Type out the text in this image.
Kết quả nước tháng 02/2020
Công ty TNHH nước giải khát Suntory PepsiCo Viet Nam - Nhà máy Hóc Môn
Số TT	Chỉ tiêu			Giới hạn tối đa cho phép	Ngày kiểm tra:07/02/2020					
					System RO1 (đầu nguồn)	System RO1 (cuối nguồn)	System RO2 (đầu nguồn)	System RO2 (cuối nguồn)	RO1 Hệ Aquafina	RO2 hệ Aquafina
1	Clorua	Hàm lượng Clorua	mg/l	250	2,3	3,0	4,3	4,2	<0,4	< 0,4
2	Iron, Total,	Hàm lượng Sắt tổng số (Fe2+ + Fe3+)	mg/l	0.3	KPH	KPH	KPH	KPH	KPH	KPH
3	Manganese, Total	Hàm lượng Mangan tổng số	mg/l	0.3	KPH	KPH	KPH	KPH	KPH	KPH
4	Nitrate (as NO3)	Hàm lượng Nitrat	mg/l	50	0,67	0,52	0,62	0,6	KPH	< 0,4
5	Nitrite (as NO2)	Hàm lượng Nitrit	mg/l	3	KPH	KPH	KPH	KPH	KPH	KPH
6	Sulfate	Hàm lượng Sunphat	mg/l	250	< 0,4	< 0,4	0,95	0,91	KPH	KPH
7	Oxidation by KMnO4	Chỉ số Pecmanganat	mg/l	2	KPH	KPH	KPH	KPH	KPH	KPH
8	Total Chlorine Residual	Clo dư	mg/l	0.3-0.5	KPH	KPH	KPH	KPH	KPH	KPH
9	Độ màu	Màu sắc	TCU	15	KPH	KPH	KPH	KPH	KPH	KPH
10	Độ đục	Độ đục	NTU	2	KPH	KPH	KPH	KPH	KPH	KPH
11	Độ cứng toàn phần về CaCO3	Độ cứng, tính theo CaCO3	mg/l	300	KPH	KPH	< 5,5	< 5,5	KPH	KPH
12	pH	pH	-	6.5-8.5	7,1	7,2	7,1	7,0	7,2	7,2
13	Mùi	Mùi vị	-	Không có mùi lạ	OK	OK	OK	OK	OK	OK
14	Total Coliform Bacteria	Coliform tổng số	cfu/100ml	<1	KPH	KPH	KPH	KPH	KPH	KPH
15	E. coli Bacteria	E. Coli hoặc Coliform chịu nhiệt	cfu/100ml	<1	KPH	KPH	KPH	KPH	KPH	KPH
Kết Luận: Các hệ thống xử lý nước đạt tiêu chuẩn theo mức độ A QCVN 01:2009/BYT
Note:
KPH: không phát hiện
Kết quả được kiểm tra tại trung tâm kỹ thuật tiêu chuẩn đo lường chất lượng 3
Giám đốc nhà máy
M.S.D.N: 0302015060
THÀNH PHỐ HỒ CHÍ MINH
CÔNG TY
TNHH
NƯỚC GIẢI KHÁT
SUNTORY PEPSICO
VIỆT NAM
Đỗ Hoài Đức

- Task goal -
What is needed here is an exact copy of all the records above.

- Result below -
Type out the text in this image.
Kết quả nước tháng 02/2020
Công ty TNHH nước giải khát Suntory PepsiCo Viet Nam - Nhà máy Hóc Môn
Số TT	Chỉ tiêu			Giới hạn tối đa cho phép	Ngày kiểm tra:07/02/2020					
					System RO1 (đầu nguồn)	System RO1 (cuối nguồn)	System RO2 (đầu nguồn)	System RO2 (cuối nguồn)	RO1 Hệ Aquafina	RO2 hệ Aquafina
1	Clorua	Hàm lượng Clorua	mg/l	250	2,3	3,0	4,3	4,2	<0,4	< 0,4
2	Iron, Total,	Hàm lượng Sắt tổng số (Fe2+ + Fe3+)	mg/l	0.3	KPH	KPH	KPH	KPH	KPH	KPH
3	Manganese, Total	Hàm lượng Mangan tổng số	mg/l	0.3	KPH	KPH	KPH	KPH	KPH	KPH
4	Nitrate (as NO3)	Hàm lượng Nitrat	mg/l	50	0,67	0,52	0,62	0,6	KPH	< 0,4
5	Nitrite (as NO2)	Hàm lượng Nitrit	mg/l	3	KPH	KPH	KPH	KPH	KPH	KPH
6	Sulfate	Hàm lượng Sunphat	mg/l	250	< 0,4	< 0,4	0,95	0,91	KPH	KPH
7	Oxidation by KMnO4	Chỉ số Pecmanganat	mg/l	2	KPH	KPH	KPH	KPH	KPH	KPH
8	Total Chlorine Residual	Clo dư	mg/l	0.3-0.5	KPH	KPH	KPH	KPH	KPH	KPH
9	Độ màu	Màu sắc	TCU	15	KPH	KPH	KPH	KPH	KPH	KPH
10	Độ đục	Độ đục	NTU	2	KPH	KPH	KPH	KPH	KPH	KPH
11	Độ cứng toàn phần về CaCO3	Độ cứng, tính theo CaCO3	mg/l	300	KPH	KPH	< 5,5	< 5,5	KPH	KPH
12	pH	pH	-	6.5-8.5	7,1	7,2	7,1	7,0	7,2	7,2
13	Mùi	Mùi vị	-	Không có mùi lạ	OK	OK	OK	OK	OK	OK
14	Total Coliform Bacteria	Coliform tổng số	cfu/100ml	<1	KPH	KPH	KPH	KPH	KPH	KPH
15	E. coli Bacteria	E. Coli hoặc Coliform chịu nhiệt	cfu/100ml	<1	KPH	KPH	KPH	KPH	KPH	KPH
Kết Luận: Các hệ thống xử lý nước đạt tiêu chuẩn theo mức độ A QCVN 01:2009/BYT
Note:
KPH: không phát hiện
Kết quả được kiểm tra tại trung tâm kỹ thuật tiêu chuẩn đo lường chất lượng 3
Giám đốc nhà máy
M.S.D.N: 0302015060
THÀNH PHỐ HỒ CHÍ MINH
CÔNG TY
TNHH
NƯỚC GIẢI KHÁT
SUNTORY PEPSICO
VIỆT NAM
Đỗ Hoài Đức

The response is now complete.